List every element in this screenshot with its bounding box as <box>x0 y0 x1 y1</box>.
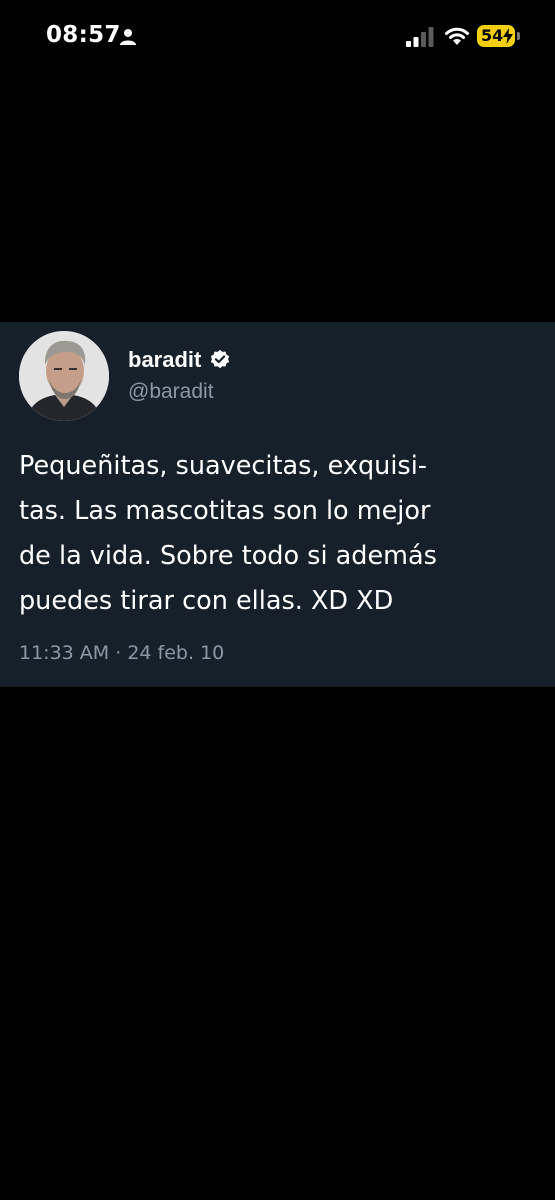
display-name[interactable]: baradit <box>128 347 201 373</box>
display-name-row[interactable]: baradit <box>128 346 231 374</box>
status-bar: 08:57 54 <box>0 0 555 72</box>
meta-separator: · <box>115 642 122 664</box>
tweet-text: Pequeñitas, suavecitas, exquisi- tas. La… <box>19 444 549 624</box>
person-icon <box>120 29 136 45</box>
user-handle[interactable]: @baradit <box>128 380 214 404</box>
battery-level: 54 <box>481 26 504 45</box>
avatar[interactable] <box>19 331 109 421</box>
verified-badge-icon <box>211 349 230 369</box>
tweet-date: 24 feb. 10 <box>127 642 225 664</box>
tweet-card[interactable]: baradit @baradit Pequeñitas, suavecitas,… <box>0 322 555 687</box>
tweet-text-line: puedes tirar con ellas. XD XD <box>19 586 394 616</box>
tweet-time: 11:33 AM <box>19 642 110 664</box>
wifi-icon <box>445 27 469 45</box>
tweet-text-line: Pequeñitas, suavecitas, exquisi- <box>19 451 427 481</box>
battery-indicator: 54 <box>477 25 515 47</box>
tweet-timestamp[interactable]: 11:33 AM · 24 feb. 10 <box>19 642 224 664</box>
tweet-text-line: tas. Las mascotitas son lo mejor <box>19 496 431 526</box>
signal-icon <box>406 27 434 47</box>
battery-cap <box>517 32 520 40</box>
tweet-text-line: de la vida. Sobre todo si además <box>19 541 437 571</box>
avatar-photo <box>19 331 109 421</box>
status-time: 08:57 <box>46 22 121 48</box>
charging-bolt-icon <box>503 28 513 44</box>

** TASK DIRECTIONS **
How many lines of the records contain the string "status"? Reply with the number alone.

** ANSWER TO THIS EXERCISE **
2